What the task asks ▸ Using the entries that follow, collect the lines where the word "ohne" appears.

Provided information ▸
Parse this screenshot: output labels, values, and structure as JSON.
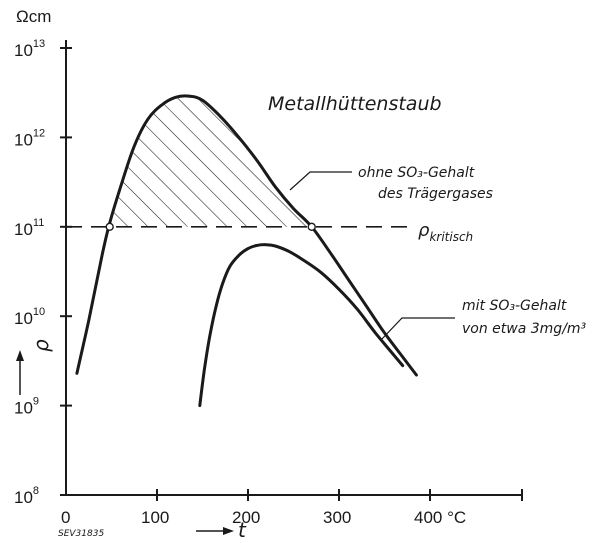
{
  "chart_data": {
    "type": "line",
    "title": "Metallhüttenstaub",
    "y_unit": "Ωcm",
    "ylabel": "ρ",
    "xlabel": "t",
    "x_unit": "°C",
    "y_log": true,
    "xlim": [
      0,
      500
    ],
    "ylim": [
      100000000,
      10000000000000
    ],
    "x_ticks": [
      0,
      100,
      200,
      300,
      400
    ],
    "y_ticks": [
      {
        "value": 100000000,
        "base": "10",
        "exp": "8"
      },
      {
        "value": 1000000000,
        "base": "10",
        "exp": "9"
      },
      {
        "value": 10000000000,
        "base": "10",
        "exp": "10"
      },
      {
        "value": 100000000000,
        "base": "10",
        "exp": "11"
      },
      {
        "value": 1000000000000,
        "base": "10",
        "exp": "12"
      },
      {
        "value": 10000000000000,
        "base": "10",
        "exp": "13"
      }
    ],
    "x_tick_labels": [
      "0",
      "100",
      "200",
      "300",
      "400 °C"
    ],
    "series": [
      {
        "name": "ohne SO₃-Gehalt des Trägergases",
        "label_lines": [
          "ohne SO₃-Gehalt",
          "des Trägergases"
        ],
        "x": [
          12,
          25,
          40,
          48,
          60,
          75,
          90,
          105,
          120,
          135,
          150,
          170,
          190,
          210,
          230,
          250,
          270,
          290,
          310,
          330,
          350,
          370,
          385
        ],
        "y": [
          2300000000,
          9000000000,
          50000000000,
          110000000000,
          280000000000,
          800000000000,
          1600000000000,
          2300000000000,
          2800000000000,
          2900000000000,
          2600000000000,
          1700000000000,
          1000000000000,
          550000000000,
          280000000000,
          160000000000,
          100000000000,
          52000000000,
          26000000000,
          13000000000,
          6500000000,
          3500000000,
          2200000000
        ]
      },
      {
        "name": "mit SO₃-Gehalt von etwa 3mg/m³",
        "label_lines": [
          "mit SO₃-Gehalt",
          "von etwa 3mg/m³"
        ],
        "x": [
          147,
          152,
          158,
          165,
          172,
          180,
          190,
          200,
          210,
          220,
          230,
          245,
          260,
          280,
          300,
          320,
          340,
          360,
          370
        ],
        "y": [
          1000000000,
          2500000000,
          6000000000,
          13000000000,
          23000000000,
          36000000000,
          48000000000,
          57000000000,
          62000000000,
          63000000000,
          61000000000,
          53000000000,
          43000000000,
          31000000000,
          20000000000,
          12000000000,
          6500000000,
          3700000000,
          2800000000
        ]
      }
    ],
    "reference_line": {
      "name": "ρkritisch",
      "label_main": "ρ",
      "label_sub": "kritisch",
      "value": 100000000000,
      "style": "dashed"
    },
    "intersection_points": [
      {
        "x": 48,
        "y": 100000000000
      },
      {
        "x": 270,
        "y": 100000000000
      }
    ],
    "hatched_region": "area between upper curve and ρkritisch line",
    "annotations": [
      "SEV31835"
    ]
  }
}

Exercise answer ▸
        "name": "ohne SO₃-Gehalt des Trägergases",
          "ohne SO₃-Gehalt",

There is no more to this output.